Reproduce word for word the stretch of the HTML-to-Textile conversion tests below from "Test paragraph attributes." through "convert('Paragraph 1.<p/>Paragraph 2.')".

> [Text section]:
━━━━━━━━━━━━━━━━━━━━
Test paragraph attributes.
>>> convert('<p class="first">Paragraph.</p><p class="second">Paragraph.</p>')
p(first). Paragraph.
p(second). Paragraph.

Test sane handling of paragraphs enclosed in links.
>>> convert('<a href=""><p><em>Example.</em></p></a>')

Test <p /> tags.
>>> convert('Paragraph 1.<p/>Paragraph 2.')
Paragraph 1.
Paragraph 2.

>>> convert('<p><p/>Some text. <p/> Indented text. </p>')
Some text.
Indented text.

Textile doesn't support nested paragraph, only use the innermost one.
>>> convert('<p class="container"></p><p class="text">Text.</p>')
p(text). Text.

A more extensive test of nested paragraphs.
━━━━━━━━━━━━━━━━━━━━
> [Data shown]:
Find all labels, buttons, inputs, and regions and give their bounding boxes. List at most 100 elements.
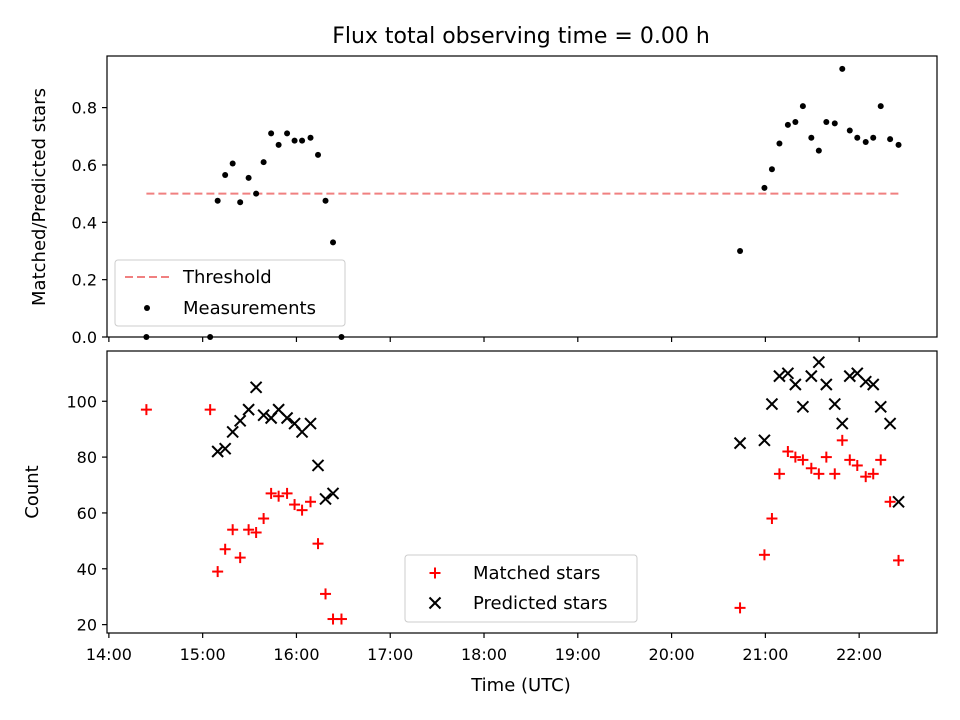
━━━━━━━━━━━━━━━━━━━━
> [Result for this exercise]:
Test paragraph attributes.
>>> convert('<p class="first">Paragraph.</p><p class="second">Paragraph.</p>')
p(first). Paragraph.
p(second). Paragraph.

Test sane handling of paragraphs enclosed in links.
>>> convert('<a href=""><p><em>Example.</em></p></a>')

Test <p /> tags.
>>> convert('Paragraph 1.<p/>Paragraph 2.')